WRITTEN PROBLEM |
Make an exact copy of all the data.

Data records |
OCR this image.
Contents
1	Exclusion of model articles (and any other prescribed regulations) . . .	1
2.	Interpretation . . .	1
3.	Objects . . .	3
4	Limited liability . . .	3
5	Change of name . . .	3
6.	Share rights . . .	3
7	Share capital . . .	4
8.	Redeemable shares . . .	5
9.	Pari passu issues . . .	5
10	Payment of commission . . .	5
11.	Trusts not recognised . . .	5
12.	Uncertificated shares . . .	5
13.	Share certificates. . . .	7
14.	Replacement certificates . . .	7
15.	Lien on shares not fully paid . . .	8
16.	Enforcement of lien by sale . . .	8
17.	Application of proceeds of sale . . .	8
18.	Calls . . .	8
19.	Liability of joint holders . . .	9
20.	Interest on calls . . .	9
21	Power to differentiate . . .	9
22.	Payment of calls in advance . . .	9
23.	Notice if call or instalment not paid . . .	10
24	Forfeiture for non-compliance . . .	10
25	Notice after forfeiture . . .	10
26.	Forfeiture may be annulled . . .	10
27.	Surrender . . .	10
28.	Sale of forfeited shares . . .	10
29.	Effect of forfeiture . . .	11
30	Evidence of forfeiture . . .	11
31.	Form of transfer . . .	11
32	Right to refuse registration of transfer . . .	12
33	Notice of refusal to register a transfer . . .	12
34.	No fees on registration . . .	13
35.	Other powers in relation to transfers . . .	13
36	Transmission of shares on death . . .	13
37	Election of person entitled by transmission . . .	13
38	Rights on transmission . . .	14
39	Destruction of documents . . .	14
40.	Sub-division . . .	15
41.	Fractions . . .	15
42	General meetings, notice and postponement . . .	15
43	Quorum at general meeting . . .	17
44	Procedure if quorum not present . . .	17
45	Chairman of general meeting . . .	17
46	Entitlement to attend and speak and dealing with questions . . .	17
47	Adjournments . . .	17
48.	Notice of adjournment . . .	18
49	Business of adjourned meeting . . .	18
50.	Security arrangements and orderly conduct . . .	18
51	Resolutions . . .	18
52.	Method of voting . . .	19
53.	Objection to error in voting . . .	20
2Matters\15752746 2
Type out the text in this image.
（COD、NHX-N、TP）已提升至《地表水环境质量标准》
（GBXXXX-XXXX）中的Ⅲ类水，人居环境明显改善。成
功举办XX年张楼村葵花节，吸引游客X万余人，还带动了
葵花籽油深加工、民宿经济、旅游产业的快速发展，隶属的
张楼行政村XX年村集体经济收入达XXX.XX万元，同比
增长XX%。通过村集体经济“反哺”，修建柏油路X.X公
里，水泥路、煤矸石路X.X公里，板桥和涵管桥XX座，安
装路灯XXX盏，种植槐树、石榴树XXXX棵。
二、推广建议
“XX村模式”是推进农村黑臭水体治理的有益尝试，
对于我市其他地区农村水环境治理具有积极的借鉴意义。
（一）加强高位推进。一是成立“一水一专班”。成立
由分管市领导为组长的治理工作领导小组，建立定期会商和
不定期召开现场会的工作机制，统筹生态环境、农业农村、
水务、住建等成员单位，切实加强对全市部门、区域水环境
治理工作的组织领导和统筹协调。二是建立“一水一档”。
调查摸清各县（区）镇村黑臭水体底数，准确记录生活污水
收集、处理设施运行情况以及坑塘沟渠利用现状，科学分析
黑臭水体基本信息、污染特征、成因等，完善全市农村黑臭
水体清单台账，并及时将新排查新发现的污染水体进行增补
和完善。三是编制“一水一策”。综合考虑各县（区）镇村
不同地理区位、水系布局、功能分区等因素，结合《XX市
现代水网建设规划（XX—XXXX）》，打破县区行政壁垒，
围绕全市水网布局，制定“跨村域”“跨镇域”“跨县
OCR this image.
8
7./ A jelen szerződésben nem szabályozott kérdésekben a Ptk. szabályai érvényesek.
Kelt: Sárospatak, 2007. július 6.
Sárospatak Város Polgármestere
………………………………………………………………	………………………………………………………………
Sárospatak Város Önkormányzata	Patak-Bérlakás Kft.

OUTPUT OF THE EXERCISE |
OCR this image.
Contents
1	Exclusion of model articles (and any other prescribed regulations) . . .	1
2.	Interpretation . . .	1
3.	Objects . . .	3
4	Limited liability . . .	3
5	Change of name . . .	3
6.	Share rights . . .	3
7	Share capital . . .	4
8.	Redeemable shares . . .	5
9.	Pari passu issues . . .	5
10	Payment of commission . . .	5
11.	Trusts not recognised . . .	5
12.	Uncertificated shares . . .	5
13.	Share certificates. . . .	7
14.	Replacement certificates . . .	7
15.	Lien on shares not fully paid . . .	8
16.	Enforcement of lien by sale . . .	8
17.	Application of proceeds of sale . . .	8
18.	Calls . . .	8
19.	Liability of joint holders . . .	9
20.	Interest on calls . . .	9
21	Power to differentiate . . .	9
22.	Payment of calls in advance . . .	9
23.	Notice if call or instalment not paid . . .	10
24	Forfeiture for non-compliance . . .	10
25	Notice after forfeiture . . .	10
26.	Forfeiture may be annulled . . .	10
27.	Surrender . . .	10
28.	Sale of forfeited shares . . .	10
29.	Effect of forfeiture . . .	11
30	Evidence of forfeiture . . .	11
31.	Form of transfer . . .	11
32	Right to refuse registration of transfer . . .	12
33	Notice of refusal to register a transfer . . .	12
34.	No fees on registration . . .	13
35.	Other powers in relation to transfers . . .	13
36	Transmission of shares on death . . .	13
37	Election of person entitled by transmission . . .	13
38	Rights on transmission . . .	14
39	Destruction of documents . . .	14
40.	Sub-division . . .	15
41.	Fractions . . .	15
42	General meetings, notice and postponement . . .	15
43	Quorum at general meeting . . .	17
44	Procedure if quorum not present . . .	17
45	Chairman of general meeting . . .	17
46	Entitlement to attend and speak and dealing with questions . . .	17
47	Adjournments . . .	17
48.	Notice of adjournment . . .	18
49	Business of adjourned meeting . . .	18
50.	Security arrangements and orderly conduct . . .	18
51	Resolutions . . .	18
52.	Method of voting . . .	19
53.	Objection to error in voting . . .	20
2Matters\15752746 2
Type out the text in this image.
（COD、NHX-N、TP）已提升至《地表水环境质量标准》
（GBXXXX-XXXX）中的Ⅲ类水，人居环境明显改善。成
功举办XX年张楼村葵花节，吸引游客X万余人，还带动了
葵花籽油深加工、民宿经济、旅游产业的快速发展，隶属的
张楼行政村XX年村集体经济收入达XXX.XX万元，同比
增长XX%。通过村集体经济“反哺”，修建柏油路X.X公
里，水泥路、煤矸石路X.X公里，板桥和涵管桥XX座，安
装路灯XXX盏，种植槐树、石榴树XXXX棵。
二、推广建议
“XX村模式”是推进农村黑臭水体治理的有益尝试，
对于我市其他地区农村水环境治理具有积极的借鉴意义。
（一）加强高位推进。一是成立“一水一专班”。成立
由分管市领导为组长的治理工作领导小组，建立定期会商和
不定期召开现场会的工作机制，统筹生态环境、农业农村、
水务、住建等成员单位，切实加强对全市部门、区域水环境
治理工作的组织领导和统筹协调。二是建立“一水一档”。
调查摸清各县（区）镇村黑臭水体底数，准确记录生活污水
收集、处理设施运行情况以及坑塘沟渠利用现状，科学分析
黑臭水体基本信息、污染特征、成因等，完善全市农村黑臭
水体清单台账，并及时将新排查新发现的污染水体进行增补
和完善。三是编制“一水一策”。综合考虑各县（区）镇村
不同地理区位、水系布局、功能分区等因素，结合《XX市
现代水网建设规划（XX—XXXX）》，打破县区行政壁垒，
围绕全市水网布局，制定“跨村域”“跨镇域”“跨县
OCR this image.
8
7./ A jelen szerződésben nem szabályozott kérdésekben a Ptk. szabályai érvényesek.
Kelt: Sárospatak, 2007. július 6.
Sárospatak Város Polgármestere
………………………………………………………………	………………………………………………………………
Sárospatak Város Önkormányzata	Patak-Bérlakás Kft.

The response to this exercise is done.